• _What you need to do_
Update the data from its first line through the line containing "y-tick-label: 4 [28,28,38,46]" by replacing "legend-label" with "key-label" and leaving everything else unchanged. Give only those lines.

----

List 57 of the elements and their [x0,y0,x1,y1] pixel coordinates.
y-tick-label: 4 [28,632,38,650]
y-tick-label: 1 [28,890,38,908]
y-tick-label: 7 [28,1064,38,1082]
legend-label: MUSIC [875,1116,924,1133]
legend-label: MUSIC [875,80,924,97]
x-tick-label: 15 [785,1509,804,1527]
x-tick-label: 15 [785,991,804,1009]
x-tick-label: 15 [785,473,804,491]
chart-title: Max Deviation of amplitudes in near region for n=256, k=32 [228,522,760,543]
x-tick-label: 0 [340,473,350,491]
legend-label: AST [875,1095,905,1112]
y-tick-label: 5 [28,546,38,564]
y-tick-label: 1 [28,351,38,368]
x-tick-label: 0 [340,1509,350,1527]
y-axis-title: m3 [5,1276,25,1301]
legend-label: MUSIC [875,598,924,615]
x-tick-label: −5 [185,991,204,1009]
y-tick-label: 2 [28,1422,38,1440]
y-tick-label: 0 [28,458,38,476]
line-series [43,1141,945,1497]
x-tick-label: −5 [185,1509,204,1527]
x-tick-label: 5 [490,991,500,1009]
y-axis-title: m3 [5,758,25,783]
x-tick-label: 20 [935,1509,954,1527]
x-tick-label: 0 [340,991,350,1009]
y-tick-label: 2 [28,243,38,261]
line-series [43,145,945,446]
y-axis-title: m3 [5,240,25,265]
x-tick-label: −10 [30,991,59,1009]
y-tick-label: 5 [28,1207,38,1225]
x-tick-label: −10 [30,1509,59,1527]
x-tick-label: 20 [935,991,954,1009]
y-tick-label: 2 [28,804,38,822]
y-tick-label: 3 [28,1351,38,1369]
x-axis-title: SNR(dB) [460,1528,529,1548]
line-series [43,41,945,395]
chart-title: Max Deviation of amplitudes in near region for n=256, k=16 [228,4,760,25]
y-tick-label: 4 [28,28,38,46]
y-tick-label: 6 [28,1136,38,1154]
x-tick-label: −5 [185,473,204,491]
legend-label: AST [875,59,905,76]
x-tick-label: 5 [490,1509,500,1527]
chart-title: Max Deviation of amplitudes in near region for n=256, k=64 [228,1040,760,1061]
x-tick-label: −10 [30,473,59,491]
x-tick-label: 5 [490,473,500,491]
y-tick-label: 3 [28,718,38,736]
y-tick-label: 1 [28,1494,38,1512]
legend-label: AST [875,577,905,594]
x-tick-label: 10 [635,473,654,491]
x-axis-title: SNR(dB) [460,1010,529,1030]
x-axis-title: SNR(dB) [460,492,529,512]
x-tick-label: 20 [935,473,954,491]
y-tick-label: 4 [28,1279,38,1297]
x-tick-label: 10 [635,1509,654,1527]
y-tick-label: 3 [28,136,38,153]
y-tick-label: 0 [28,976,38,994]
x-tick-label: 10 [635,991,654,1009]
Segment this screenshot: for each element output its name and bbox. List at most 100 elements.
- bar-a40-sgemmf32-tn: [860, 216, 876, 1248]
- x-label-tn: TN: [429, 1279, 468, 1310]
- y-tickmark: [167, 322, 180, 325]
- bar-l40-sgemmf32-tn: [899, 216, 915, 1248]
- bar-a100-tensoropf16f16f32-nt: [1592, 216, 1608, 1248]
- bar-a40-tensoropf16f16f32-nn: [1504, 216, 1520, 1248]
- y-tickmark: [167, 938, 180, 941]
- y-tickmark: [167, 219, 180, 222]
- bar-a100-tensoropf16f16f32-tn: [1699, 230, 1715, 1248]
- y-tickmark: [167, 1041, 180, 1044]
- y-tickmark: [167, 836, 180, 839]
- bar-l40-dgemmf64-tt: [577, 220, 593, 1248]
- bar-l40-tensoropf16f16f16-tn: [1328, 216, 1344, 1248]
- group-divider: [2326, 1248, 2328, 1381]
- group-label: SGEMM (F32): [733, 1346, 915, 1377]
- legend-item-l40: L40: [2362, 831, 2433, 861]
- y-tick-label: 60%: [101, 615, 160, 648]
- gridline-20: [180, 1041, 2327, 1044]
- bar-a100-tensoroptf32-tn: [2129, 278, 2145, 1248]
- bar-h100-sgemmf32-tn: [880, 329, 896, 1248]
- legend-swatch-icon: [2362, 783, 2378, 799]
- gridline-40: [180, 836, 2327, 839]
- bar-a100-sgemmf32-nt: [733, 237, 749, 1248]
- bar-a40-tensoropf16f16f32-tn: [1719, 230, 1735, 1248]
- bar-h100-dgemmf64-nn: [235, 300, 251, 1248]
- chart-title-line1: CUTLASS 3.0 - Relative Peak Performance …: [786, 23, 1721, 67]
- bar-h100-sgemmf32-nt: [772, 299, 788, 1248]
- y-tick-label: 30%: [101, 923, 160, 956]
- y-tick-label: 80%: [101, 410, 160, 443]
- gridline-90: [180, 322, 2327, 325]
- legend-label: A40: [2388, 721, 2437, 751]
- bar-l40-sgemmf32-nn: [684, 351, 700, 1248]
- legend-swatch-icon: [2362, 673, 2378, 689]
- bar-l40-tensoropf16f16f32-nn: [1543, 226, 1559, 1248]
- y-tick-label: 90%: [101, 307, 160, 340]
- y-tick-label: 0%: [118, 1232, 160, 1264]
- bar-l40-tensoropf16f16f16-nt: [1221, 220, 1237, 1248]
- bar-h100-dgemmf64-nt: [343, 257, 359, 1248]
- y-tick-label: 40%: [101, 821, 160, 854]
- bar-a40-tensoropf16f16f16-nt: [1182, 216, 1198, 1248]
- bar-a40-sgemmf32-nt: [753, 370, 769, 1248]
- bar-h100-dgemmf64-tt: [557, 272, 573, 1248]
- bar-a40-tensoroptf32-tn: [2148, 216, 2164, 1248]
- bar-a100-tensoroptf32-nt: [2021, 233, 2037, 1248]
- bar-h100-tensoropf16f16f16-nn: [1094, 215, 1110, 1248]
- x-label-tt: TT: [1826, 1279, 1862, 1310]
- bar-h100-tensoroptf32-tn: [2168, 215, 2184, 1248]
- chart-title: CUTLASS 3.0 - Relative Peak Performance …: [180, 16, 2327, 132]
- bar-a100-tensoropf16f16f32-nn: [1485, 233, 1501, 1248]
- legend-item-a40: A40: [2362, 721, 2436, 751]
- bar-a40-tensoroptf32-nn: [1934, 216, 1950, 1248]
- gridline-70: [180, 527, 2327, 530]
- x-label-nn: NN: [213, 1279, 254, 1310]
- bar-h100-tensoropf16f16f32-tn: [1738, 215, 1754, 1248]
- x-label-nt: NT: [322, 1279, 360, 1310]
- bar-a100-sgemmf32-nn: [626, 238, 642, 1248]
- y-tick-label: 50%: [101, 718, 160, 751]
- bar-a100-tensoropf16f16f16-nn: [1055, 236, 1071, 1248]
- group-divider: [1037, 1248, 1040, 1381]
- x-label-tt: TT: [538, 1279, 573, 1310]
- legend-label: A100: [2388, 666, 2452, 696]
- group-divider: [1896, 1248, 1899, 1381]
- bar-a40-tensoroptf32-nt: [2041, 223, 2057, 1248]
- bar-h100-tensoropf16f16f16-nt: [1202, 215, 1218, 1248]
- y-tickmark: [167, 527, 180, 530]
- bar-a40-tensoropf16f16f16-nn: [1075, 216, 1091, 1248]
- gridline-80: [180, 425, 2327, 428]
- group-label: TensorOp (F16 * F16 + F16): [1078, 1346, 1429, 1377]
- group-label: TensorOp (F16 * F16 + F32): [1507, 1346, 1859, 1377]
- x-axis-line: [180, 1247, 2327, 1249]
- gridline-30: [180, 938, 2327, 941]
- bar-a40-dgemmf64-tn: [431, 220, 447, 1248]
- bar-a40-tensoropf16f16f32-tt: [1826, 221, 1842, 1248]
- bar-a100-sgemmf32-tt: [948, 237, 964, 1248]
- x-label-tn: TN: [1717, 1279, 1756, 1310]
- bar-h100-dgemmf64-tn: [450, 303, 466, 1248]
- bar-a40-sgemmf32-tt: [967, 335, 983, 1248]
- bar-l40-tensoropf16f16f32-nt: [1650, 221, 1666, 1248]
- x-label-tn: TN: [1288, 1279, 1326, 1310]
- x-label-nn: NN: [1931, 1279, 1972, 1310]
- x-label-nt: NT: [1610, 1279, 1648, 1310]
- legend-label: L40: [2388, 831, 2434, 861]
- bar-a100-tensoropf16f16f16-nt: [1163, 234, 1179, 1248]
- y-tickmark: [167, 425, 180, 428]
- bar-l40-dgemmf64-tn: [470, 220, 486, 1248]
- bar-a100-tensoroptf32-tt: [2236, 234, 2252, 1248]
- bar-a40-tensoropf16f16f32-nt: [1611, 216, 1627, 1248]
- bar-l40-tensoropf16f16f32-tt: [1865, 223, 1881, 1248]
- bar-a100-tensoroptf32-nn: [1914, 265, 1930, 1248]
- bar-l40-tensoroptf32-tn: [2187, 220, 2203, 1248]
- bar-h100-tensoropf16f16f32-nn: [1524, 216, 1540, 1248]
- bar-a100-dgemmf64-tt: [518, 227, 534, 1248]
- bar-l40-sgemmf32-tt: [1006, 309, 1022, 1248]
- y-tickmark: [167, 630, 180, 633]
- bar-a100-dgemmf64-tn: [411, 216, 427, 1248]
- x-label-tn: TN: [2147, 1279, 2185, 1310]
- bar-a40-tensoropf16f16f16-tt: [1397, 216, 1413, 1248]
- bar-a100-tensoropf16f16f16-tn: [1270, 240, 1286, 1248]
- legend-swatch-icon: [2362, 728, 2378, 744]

----

• _Solution to the problem_
List 57 of the elements and their [x0,y0,x1,y1] pixel coordinates.
y-tick-label: 4 [28,632,38,650]
y-tick-label: 1 [28,890,38,908]
y-tick-label: 7 [28,1064,38,1082]
key-label: MUSIC [875,1116,924,1133]
key-label: MUSIC [875,80,924,97]
x-tick-label: 15 [785,1509,804,1527]
x-tick-label: 15 [785,991,804,1009]
x-tick-label: 15 [785,473,804,491]
chart-title: Max Deviation of amplitudes in near region for n=256, k=32 [228,522,760,543]
x-tick-label: 0 [340,473,350,491]
key-label: AST [875,1095,905,1112]
y-tick-label: 5 [28,546,38,564]
y-tick-label: 1 [28,351,38,368]
x-tick-label: 0 [340,1509,350,1527]
y-axis-title: m3 [5,1276,25,1301]
key-label: MUSIC [875,598,924,615]
x-tick-label: −5 [185,991,204,1009]
y-tick-label: 2 [28,1422,38,1440]
y-tick-label: 0 [28,458,38,476]
line-series [43,1141,945,1497]
x-tick-label: −5 [185,1509,204,1527]
x-tick-label: 5 [490,991,500,1009]
y-axis-title: m3 [5,758,25,783]
x-tick-label: 20 [935,1509,954,1527]
x-tick-label: 0 [340,991,350,1009]
y-tick-label: 2 [28,243,38,261]
line-series [43,145,945,446]
y-axis-title: m3 [5,240,25,265]
x-tick-label: −10 [30,991,59,1009]
y-tick-label: 5 [28,1207,38,1225]
x-tick-label: −10 [30,1509,59,1527]
x-tick-label: 20 [935,991,954,1009]
y-tick-label: 2 [28,804,38,822]
y-tick-label: 3 [28,1351,38,1369]
x-axis-title: SNR(dB) [460,1528,529,1548]
line-series [43,41,945,395]
chart-title: Max Deviation of amplitudes in near region for n=256, k=16 [228,4,760,25]
y-tick-label: 4 [28,28,38,46]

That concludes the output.